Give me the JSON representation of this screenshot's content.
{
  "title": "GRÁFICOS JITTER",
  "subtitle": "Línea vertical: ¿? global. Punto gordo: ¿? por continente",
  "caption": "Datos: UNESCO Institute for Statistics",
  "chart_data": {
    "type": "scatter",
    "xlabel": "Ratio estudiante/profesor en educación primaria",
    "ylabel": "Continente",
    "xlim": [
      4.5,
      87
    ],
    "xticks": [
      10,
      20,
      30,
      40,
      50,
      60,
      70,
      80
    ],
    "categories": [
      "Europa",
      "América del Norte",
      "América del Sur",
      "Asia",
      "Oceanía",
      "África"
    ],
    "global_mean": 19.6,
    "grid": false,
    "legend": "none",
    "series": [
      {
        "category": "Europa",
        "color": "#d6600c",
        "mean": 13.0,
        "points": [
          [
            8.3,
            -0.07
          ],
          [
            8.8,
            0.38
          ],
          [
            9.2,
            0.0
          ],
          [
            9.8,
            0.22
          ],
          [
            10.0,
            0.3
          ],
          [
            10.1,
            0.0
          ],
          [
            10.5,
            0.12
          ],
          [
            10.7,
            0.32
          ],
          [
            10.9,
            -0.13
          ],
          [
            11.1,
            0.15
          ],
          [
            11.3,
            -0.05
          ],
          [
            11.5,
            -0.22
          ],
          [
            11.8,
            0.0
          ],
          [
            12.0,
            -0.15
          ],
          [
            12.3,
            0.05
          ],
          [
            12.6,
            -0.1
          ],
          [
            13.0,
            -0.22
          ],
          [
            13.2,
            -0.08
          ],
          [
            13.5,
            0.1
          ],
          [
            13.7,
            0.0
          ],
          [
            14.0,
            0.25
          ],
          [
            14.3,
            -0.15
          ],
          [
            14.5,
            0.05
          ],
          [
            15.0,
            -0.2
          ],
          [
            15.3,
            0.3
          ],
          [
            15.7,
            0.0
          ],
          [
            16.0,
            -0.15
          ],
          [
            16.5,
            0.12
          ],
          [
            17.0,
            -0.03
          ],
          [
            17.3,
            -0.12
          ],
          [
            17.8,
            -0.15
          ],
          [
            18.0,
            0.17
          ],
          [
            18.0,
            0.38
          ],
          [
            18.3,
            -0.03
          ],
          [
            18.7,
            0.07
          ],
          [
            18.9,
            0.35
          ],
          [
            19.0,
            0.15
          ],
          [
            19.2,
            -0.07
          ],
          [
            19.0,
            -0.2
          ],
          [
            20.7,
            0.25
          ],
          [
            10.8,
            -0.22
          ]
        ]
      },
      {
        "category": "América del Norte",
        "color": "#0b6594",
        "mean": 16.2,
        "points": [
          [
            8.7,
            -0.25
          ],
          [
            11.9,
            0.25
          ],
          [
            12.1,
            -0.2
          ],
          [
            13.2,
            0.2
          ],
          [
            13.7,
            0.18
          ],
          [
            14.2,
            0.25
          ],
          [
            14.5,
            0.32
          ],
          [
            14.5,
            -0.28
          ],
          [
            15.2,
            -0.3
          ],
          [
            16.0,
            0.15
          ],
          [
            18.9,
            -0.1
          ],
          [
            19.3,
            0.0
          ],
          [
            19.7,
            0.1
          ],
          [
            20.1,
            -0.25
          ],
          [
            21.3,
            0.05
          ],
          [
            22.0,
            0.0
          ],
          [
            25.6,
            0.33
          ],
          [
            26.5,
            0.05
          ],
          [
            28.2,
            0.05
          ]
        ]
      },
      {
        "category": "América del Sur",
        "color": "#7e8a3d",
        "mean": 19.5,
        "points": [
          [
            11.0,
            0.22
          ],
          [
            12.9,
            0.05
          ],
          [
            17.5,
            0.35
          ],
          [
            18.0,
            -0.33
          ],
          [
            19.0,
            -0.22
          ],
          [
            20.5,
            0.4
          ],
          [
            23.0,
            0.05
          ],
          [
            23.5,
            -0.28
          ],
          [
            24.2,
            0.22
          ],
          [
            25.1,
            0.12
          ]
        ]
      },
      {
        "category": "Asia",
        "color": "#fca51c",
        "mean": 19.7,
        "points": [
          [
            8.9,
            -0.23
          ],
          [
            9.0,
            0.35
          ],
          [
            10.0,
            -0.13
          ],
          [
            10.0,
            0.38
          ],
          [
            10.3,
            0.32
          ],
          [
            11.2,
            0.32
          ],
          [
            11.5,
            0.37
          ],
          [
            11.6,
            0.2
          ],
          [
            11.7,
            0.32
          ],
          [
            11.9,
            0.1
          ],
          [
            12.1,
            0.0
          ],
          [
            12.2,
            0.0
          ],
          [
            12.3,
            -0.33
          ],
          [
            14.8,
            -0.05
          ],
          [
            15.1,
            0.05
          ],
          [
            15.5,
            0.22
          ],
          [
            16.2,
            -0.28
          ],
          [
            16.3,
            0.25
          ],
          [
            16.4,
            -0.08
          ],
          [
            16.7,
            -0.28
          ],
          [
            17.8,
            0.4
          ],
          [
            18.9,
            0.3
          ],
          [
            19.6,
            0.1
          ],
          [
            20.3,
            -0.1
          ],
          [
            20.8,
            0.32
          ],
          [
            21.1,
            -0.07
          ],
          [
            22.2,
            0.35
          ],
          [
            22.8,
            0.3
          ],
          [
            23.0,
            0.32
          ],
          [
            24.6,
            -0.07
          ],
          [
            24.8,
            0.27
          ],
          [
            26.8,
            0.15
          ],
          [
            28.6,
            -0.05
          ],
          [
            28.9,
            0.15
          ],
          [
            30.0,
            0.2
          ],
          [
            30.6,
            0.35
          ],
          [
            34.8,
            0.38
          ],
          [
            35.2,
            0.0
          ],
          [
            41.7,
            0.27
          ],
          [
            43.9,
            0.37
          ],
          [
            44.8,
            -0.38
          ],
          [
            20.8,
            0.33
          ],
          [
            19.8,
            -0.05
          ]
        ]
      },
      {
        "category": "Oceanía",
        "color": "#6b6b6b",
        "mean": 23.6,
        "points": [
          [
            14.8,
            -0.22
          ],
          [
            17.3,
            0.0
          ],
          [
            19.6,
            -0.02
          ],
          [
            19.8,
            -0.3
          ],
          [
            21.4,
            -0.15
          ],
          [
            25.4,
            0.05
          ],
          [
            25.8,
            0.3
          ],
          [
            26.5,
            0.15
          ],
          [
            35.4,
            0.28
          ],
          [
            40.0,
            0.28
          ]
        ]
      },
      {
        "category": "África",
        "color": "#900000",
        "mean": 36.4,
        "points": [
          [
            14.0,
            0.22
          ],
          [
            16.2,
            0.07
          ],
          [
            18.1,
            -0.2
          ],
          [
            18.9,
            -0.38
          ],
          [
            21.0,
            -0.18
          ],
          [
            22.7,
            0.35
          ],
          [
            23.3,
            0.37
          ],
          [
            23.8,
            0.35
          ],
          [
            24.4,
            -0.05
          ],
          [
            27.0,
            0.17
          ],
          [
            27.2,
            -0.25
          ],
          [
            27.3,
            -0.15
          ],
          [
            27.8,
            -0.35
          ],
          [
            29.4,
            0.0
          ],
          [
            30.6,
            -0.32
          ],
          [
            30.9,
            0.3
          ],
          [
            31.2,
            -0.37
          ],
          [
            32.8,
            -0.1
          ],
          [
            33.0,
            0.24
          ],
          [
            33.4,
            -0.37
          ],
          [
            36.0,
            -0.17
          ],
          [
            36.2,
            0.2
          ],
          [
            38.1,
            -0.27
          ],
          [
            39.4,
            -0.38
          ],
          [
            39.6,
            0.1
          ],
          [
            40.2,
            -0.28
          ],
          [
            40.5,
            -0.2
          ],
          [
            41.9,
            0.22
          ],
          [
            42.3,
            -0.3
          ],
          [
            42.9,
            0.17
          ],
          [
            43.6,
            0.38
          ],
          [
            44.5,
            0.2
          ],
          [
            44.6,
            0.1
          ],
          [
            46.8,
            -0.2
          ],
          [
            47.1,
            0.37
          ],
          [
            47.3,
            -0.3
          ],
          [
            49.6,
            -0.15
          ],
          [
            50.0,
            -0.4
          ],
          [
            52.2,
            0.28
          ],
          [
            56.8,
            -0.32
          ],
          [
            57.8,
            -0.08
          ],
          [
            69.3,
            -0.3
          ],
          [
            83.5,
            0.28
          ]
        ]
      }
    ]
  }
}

◆ Request: Look through the records and gather every line containing "América".

◆ Solution below:
      "América del Norte",
      "América del Sur",
        "category": "América del Norte",
        "category": "América del Sur",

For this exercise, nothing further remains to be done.